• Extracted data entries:
## Start

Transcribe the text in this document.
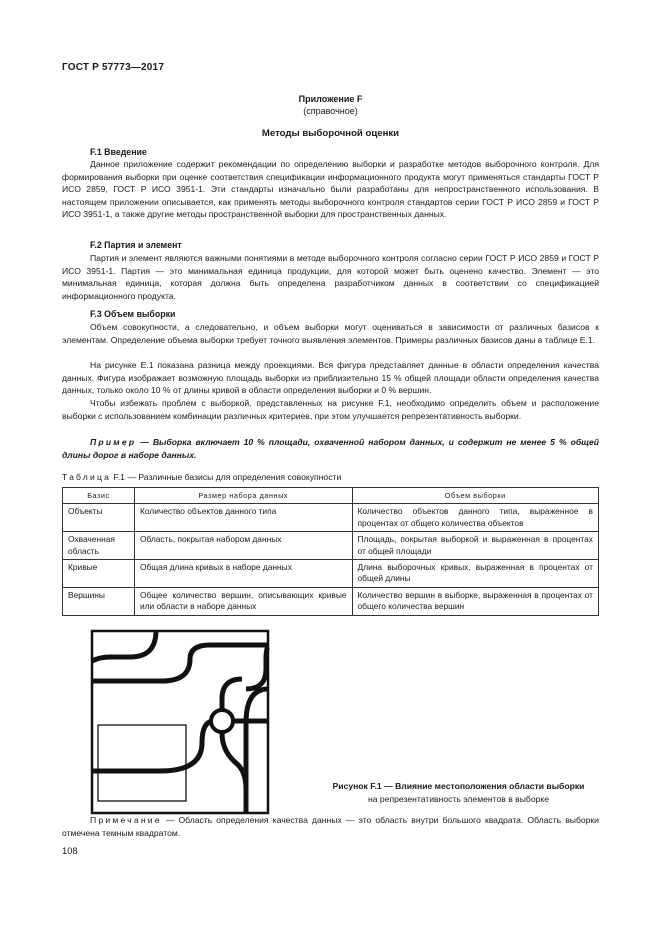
ГОСТ Р 57773—2017
Приложение F
(справочное)
Методы выборочной оценки
F.1 Введение
Данное приложение содержит рекомендации по определению выборки и разработке методов выборочного контроля. Для формирования выборки при оценке соответствия спецификации информационного продукта могут применяться стандарты ГОСТ Р ИСО 2859, ГОСТ Р ИСО 3951-1. Эти стандарты изначально были разработаны для непространственного использования. В настоящем приложении описывается, как применять методы выборочного контроля стандартов серии ГОСТ Р ИСО 2859 и ГОСТ Р ИСО 3951-1, а также другие методы пространственной выборки для пространственных данных.
F.2 Партия и элемент
Партия и элемент являются важными понятиями в методе выборочного контроля согласно серии ГОСТ Р ИСО 2859 и ГОСТ Р ИСО 3951-1. Партия — это минимальная единица продукции, для которой может быть оценено качество. Элемент — это минимальная единица, которая должна быть определена разработчиком данных в соответствии со спецификацией информационного продукта.
F.3 Объем выборки
Объем совокупности, а следовательно, и объем выборки могут оцениваться в зависимости от различных базисов к элементам. Определение объема выборки требует точного выявления элементов. Примеры различных базисов даны в таблице Е.1.
На рисунке Е.1 показана разница между проекциями. Вся фигура представляет данные в области определения качества данных. Фигура изображает возможную площадь выборки из приблизительно 15 % общей площади области определения качества данных, только около 10 % от длины кривой в области определения выборки и 0 % вершин.
Чтобы избежать проблем с выборкой, представленных на рисунке F.1, необходимо определить объем и расположение выборки с использованием комбинации различных критериев, при этом улучшается репрезентативность выборки.
Пример — Выборка включает 10 % площади, охваченной набором данных, и содержит не менее 5 % общей длины дорог в наборе данных.
Таблица F.1 — Различные базисы для определения совокупности
Базис	Размер набора данных	Объем выборки
Объекты	Количество объектов данного типа	Количество объектов данного типа, выраженное в процентах от общего количества объектов
Охваченная область	Область, покрытая набором данных	Площадь, покрытая выборкой и выраженная в процентах от общей площади
Кривые	Общая длина кривых в наборе данных	Длина выборочных кривых, выраженная в процентах от общей длины
Вершины	Общее количество вершин, описывающих кривые или области в наборе данных	Количество вершин в выборке, выраженная в процентах от общего количества вершин
Рисунок F.1 — Влияние местоположения области выборки
на репрезентативность элементов в выборке
Примечание — Область определения качества данных — это область внутри большого квадрата. Область выборки отмечена темным квадратом.
108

## End

• The exercise: Which lines contain "наборе"? Show each of them.

• Answer below:
Пример — Выборка включает 10 % площади, охваченной набором данных, и содержит не менее 5 % общей длины дорог в наборе данных.
Кривые	Общая длина кривых в наборе данных	Длина выборочных кривых, выраженная в процентах от общей длины
Вершины	Общее количество вершин, описывающих кривые или области в наборе данных	Количество вершин в выборке, выраженная в процентах от общего количества вершин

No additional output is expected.